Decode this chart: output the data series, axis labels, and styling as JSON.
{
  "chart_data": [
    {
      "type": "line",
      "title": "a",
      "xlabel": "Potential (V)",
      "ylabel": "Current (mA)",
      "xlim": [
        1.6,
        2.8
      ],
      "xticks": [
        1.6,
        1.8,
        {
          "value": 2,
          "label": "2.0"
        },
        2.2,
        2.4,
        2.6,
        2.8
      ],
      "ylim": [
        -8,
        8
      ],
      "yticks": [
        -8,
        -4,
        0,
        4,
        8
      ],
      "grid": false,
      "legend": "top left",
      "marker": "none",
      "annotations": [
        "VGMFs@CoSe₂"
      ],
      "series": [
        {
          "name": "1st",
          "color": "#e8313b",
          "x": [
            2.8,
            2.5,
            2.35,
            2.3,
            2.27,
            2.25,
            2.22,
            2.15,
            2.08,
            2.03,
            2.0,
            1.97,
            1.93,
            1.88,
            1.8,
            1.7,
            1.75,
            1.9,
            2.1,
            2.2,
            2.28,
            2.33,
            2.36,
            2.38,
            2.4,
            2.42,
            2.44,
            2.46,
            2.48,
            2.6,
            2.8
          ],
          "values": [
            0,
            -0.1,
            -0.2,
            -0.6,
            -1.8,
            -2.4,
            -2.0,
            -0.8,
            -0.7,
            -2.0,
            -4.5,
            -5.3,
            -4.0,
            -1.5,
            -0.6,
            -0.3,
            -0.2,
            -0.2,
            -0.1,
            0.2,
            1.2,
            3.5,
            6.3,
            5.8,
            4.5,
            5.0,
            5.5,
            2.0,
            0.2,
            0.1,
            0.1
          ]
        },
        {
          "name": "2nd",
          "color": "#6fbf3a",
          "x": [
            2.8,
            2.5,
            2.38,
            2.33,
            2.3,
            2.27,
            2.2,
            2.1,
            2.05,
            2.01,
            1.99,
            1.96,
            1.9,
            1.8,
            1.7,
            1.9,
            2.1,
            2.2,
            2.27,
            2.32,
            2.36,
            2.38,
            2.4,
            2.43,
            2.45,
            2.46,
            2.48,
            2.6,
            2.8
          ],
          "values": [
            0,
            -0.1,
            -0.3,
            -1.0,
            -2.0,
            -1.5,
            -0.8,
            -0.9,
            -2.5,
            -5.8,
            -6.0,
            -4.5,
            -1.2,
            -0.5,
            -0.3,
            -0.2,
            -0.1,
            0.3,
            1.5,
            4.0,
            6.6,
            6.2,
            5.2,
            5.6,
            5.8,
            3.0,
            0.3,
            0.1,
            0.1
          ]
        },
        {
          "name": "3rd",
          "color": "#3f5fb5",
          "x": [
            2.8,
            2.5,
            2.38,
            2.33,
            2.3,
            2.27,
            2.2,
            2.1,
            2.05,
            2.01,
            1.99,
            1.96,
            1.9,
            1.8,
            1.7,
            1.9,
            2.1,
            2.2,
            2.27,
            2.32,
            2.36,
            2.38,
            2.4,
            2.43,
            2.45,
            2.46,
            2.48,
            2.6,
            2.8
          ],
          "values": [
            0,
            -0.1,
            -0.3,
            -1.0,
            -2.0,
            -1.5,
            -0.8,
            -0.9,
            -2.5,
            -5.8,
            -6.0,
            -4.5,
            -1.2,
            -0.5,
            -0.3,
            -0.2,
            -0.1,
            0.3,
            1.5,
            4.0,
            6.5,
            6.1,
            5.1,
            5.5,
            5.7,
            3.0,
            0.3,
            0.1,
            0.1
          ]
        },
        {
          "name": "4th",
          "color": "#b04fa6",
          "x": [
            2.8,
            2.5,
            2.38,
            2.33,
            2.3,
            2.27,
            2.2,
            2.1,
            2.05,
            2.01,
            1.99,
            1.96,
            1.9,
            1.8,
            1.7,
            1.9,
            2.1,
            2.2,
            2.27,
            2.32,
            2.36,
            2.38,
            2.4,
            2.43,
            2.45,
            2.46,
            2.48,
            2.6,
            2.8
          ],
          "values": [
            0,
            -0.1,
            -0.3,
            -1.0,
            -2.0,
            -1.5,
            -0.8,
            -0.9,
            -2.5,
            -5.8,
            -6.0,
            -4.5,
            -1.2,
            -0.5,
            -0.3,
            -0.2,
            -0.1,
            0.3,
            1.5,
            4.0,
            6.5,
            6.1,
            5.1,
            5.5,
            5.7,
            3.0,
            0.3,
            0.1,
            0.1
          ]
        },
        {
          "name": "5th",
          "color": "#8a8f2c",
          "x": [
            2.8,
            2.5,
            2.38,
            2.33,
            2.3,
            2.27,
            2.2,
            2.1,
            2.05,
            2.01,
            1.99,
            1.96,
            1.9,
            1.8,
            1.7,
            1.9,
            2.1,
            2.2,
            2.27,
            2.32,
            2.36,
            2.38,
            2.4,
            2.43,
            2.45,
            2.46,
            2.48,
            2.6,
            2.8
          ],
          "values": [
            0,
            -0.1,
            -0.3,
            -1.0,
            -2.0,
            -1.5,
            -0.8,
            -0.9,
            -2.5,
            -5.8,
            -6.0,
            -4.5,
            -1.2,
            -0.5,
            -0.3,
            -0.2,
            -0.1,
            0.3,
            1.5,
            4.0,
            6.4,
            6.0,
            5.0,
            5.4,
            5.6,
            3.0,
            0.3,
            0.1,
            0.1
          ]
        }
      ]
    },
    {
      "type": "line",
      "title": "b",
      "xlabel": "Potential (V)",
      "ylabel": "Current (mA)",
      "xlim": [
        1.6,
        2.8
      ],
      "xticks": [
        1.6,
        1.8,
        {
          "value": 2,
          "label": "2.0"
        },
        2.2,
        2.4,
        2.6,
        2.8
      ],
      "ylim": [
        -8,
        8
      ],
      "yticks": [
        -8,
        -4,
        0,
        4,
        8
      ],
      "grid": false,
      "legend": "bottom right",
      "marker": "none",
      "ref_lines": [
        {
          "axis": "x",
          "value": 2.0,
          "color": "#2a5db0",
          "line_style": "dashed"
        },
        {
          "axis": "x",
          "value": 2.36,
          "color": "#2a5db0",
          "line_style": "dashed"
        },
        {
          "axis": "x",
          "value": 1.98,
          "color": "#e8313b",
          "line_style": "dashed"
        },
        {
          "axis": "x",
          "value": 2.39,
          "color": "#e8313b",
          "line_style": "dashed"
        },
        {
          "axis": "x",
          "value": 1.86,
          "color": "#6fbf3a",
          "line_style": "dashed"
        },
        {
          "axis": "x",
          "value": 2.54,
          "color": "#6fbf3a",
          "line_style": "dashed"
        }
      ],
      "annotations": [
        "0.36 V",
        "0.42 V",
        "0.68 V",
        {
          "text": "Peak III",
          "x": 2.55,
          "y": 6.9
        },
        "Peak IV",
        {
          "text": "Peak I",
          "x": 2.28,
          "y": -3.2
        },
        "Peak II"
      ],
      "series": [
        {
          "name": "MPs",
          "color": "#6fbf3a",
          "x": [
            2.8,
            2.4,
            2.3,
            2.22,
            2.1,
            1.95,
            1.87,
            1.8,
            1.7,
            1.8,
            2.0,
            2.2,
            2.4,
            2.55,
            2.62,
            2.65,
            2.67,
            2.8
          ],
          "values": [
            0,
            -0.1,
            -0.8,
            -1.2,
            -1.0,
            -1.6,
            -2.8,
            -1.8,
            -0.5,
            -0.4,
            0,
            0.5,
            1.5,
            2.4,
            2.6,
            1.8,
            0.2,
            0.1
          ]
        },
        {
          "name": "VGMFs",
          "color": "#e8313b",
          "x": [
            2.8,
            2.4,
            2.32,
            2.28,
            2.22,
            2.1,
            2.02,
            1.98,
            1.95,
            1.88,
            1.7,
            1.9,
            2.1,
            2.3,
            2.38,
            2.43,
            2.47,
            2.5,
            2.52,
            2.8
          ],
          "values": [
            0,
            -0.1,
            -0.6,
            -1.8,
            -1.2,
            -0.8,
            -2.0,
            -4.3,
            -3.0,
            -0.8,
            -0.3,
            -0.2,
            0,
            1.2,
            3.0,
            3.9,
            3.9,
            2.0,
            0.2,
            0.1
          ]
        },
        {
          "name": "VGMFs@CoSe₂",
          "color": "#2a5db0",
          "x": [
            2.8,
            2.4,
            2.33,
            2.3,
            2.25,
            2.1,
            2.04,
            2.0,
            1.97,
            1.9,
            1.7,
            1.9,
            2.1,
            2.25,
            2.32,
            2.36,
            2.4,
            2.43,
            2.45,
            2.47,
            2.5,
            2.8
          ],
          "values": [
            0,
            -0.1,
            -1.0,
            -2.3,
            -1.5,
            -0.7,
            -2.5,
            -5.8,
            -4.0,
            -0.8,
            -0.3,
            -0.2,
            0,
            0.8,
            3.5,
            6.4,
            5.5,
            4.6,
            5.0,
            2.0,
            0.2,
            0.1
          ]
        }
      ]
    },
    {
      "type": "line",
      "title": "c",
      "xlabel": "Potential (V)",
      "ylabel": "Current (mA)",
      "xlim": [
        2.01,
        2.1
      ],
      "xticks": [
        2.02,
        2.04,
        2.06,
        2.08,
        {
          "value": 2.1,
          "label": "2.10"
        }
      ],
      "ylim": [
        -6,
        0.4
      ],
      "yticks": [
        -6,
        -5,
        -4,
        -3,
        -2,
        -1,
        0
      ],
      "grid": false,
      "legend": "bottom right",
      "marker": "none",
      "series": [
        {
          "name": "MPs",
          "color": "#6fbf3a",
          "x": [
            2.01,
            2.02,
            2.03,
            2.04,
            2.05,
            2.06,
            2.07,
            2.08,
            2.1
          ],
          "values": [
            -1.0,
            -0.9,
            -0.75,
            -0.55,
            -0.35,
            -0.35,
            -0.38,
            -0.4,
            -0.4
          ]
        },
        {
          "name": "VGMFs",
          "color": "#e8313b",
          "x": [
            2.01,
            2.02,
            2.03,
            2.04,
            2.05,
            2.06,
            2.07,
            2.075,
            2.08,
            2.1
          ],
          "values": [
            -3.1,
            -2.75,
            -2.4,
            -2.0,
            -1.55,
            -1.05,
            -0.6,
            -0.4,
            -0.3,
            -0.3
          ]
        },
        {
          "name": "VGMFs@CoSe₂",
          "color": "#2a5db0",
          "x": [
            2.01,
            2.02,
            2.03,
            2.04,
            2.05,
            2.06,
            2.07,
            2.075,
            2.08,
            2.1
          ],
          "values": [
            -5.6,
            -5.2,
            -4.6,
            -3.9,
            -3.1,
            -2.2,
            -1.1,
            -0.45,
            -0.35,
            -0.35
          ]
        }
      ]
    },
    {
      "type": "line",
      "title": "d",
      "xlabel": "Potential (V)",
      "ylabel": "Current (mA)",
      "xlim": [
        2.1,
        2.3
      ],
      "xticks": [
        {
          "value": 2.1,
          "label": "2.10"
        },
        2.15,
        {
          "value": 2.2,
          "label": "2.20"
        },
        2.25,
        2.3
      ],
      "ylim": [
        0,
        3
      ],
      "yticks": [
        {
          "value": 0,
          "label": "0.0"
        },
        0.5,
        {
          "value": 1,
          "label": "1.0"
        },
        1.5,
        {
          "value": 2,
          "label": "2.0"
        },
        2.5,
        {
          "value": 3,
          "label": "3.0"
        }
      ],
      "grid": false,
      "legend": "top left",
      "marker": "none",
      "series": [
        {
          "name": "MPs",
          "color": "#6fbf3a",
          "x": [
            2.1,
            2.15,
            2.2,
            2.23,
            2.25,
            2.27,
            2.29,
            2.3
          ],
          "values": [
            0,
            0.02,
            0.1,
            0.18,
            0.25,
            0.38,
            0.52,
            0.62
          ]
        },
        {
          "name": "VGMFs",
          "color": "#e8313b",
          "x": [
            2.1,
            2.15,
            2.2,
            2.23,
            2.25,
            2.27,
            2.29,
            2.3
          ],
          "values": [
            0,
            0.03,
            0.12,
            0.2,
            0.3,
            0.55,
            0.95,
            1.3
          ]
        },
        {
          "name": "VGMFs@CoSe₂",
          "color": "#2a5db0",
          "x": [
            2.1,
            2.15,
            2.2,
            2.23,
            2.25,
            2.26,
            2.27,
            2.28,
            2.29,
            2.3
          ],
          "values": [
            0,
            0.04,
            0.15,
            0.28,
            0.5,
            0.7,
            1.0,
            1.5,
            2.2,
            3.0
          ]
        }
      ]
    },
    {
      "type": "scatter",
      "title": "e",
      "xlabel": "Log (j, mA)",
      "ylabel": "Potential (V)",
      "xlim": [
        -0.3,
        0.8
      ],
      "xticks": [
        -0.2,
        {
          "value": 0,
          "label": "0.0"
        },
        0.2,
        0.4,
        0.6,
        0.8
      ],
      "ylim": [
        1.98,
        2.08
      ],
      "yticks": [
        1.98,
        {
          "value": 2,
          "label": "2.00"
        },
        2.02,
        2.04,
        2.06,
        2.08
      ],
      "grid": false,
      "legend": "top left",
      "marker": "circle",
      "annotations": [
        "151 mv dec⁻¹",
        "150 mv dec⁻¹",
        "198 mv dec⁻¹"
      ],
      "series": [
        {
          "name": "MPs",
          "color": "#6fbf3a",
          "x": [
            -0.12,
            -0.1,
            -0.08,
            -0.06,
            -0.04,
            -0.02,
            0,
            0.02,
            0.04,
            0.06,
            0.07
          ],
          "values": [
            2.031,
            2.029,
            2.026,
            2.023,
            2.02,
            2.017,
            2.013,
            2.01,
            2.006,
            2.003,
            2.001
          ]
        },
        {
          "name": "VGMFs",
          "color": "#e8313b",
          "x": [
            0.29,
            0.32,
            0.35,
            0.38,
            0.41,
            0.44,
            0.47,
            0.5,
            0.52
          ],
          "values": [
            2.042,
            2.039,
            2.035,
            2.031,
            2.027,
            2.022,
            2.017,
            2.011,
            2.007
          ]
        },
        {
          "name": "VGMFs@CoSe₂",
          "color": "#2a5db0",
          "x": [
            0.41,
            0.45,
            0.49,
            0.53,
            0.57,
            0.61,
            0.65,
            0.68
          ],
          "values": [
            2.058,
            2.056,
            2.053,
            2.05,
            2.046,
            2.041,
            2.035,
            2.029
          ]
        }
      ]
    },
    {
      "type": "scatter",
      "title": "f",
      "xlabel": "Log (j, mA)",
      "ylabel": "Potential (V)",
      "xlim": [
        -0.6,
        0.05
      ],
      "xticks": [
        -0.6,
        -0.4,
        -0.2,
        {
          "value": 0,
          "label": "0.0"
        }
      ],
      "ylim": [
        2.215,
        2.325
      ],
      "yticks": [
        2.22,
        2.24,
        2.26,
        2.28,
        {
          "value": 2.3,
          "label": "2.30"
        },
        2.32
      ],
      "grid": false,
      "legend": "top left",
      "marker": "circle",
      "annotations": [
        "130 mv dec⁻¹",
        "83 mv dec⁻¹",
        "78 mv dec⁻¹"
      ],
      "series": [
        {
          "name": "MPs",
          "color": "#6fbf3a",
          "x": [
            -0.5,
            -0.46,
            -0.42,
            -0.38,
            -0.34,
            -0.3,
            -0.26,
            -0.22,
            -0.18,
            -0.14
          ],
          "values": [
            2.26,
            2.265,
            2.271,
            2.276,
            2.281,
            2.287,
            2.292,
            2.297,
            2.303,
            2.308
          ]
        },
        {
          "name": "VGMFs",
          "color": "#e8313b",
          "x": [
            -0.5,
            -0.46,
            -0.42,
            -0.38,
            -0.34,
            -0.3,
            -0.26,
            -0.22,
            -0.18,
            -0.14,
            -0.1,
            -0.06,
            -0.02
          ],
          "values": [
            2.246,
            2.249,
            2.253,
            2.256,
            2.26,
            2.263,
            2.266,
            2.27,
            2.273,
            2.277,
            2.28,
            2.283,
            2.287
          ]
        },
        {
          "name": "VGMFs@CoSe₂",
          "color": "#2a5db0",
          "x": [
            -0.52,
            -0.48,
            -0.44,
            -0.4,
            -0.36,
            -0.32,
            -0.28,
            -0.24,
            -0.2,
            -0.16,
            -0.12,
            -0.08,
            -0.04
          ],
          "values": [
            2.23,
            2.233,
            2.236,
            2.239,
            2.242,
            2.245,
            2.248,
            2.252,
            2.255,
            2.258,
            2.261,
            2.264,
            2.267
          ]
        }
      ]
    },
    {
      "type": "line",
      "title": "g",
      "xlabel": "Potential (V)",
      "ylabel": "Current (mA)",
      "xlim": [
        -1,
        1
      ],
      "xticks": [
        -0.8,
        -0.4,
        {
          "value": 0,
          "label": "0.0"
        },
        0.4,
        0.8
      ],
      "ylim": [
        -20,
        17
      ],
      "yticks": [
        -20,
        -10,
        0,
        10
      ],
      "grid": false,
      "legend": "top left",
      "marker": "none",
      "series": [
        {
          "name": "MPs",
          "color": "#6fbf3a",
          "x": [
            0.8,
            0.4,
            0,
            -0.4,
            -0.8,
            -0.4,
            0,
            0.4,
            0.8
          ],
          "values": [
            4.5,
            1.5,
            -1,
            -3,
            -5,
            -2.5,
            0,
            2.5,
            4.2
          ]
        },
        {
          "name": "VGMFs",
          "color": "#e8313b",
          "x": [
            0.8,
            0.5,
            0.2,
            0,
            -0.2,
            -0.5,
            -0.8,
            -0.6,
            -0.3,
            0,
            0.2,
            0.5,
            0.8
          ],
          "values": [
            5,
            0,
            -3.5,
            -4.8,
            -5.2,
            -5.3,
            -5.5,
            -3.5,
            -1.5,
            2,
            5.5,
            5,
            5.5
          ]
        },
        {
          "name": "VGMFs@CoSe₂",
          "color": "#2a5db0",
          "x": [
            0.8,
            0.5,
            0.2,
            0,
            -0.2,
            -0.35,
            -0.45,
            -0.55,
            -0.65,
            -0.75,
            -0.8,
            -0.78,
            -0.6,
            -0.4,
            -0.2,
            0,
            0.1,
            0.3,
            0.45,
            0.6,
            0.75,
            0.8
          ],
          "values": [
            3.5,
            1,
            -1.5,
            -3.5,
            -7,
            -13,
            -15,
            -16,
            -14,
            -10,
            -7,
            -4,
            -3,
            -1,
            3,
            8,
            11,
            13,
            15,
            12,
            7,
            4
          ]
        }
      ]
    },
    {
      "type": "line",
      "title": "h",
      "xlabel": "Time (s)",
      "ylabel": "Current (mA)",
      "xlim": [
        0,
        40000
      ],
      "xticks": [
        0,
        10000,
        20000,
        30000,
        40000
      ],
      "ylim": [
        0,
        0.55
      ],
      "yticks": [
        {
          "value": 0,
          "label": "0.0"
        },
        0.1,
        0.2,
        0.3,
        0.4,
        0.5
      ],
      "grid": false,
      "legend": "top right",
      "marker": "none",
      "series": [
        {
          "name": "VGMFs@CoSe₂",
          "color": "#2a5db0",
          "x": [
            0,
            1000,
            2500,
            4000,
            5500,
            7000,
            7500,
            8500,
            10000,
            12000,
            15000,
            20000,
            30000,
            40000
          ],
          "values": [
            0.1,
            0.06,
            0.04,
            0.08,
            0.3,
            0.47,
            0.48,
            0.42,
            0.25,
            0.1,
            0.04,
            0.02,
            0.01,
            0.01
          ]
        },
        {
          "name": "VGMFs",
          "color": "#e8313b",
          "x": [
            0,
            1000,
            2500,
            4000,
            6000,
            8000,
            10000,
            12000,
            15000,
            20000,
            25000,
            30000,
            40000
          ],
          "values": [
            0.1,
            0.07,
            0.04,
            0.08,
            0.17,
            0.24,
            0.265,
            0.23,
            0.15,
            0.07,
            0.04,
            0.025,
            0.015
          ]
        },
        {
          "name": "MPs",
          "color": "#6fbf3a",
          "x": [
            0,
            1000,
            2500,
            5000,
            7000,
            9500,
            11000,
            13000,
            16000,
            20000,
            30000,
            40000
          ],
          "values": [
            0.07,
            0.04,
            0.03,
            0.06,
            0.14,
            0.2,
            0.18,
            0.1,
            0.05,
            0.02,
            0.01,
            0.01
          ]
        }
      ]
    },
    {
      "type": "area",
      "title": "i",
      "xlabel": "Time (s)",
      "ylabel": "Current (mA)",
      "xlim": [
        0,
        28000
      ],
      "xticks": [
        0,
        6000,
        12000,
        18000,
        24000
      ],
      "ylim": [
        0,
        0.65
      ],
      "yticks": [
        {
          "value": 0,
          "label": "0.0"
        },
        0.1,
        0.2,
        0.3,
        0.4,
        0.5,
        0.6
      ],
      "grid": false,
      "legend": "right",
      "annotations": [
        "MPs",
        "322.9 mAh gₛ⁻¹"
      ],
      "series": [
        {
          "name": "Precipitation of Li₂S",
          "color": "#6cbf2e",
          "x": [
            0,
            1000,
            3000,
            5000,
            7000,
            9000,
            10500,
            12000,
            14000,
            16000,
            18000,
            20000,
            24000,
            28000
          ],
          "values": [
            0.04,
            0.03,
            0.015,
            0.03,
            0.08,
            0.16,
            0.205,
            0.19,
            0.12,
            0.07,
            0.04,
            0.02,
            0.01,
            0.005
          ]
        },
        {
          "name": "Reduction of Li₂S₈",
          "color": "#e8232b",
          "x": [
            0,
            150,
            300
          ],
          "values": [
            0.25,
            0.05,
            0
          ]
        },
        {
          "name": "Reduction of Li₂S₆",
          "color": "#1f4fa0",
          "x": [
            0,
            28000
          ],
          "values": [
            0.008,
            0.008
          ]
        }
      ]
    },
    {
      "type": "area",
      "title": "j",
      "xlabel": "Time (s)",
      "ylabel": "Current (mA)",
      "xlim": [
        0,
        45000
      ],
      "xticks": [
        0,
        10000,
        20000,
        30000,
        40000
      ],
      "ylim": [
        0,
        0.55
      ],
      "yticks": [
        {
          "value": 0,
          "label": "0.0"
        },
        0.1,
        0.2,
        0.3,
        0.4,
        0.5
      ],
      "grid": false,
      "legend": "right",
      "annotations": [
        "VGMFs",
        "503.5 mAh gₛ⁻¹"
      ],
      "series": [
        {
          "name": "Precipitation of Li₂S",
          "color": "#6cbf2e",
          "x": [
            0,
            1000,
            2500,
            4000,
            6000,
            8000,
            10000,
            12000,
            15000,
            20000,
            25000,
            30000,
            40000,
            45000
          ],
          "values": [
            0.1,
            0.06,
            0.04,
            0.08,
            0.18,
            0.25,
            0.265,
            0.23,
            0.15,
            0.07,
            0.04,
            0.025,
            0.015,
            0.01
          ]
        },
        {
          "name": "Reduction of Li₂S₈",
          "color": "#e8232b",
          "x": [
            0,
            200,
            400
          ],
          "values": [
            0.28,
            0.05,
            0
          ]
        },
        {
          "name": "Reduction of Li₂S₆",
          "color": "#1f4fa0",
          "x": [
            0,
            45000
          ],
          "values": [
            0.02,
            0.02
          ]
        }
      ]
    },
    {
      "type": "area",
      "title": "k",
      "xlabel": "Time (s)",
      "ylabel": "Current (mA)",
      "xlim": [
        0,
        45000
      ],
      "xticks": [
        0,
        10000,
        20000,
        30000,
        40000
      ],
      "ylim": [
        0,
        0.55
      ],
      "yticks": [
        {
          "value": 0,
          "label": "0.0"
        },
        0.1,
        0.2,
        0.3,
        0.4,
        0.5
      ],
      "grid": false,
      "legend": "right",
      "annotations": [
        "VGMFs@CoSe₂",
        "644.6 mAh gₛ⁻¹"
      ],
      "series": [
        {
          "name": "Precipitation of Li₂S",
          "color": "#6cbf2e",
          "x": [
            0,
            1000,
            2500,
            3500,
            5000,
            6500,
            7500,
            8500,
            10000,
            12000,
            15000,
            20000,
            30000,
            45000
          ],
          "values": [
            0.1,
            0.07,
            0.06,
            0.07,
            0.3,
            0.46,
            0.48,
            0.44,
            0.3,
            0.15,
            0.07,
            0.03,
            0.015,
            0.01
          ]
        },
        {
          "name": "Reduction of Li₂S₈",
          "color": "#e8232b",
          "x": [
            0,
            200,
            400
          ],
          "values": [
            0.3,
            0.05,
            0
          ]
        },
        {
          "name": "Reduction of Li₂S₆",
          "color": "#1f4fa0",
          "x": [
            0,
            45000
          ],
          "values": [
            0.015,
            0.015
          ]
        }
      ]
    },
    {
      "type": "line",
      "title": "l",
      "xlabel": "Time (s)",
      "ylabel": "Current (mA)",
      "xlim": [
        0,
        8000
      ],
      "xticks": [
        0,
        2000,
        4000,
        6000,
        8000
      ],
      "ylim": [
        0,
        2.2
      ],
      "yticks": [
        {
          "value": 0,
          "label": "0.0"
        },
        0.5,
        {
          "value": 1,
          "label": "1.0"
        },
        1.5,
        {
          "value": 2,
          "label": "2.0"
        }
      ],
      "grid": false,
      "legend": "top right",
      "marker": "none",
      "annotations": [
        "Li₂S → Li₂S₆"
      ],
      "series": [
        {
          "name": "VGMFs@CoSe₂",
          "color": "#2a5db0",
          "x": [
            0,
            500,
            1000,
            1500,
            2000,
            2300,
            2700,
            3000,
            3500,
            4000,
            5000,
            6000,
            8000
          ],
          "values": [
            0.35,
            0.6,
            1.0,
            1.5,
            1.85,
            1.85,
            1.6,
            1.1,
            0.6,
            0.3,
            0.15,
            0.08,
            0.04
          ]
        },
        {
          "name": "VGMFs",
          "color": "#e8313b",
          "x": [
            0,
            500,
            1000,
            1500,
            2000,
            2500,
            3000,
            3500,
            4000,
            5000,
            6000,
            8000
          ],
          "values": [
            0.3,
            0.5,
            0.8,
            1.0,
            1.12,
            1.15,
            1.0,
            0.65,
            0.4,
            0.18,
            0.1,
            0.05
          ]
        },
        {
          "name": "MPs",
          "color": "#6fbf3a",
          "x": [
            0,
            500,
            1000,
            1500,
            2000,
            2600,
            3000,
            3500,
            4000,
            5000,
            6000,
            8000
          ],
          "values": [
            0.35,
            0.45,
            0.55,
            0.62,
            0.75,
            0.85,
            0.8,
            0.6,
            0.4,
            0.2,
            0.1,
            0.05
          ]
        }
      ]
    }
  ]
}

——————

Given task |
Return only those lines of the records that contain the string "title".

Result for this task |
      "title": "a",
      "title": "b",
      "title": "c",
      "title": "d",
      "title": "e",
      "title": "f",
      "title": "g",
      "title": "h",
      "title": "i",
      "title": "j",
      "title": "k",
      "title": "l",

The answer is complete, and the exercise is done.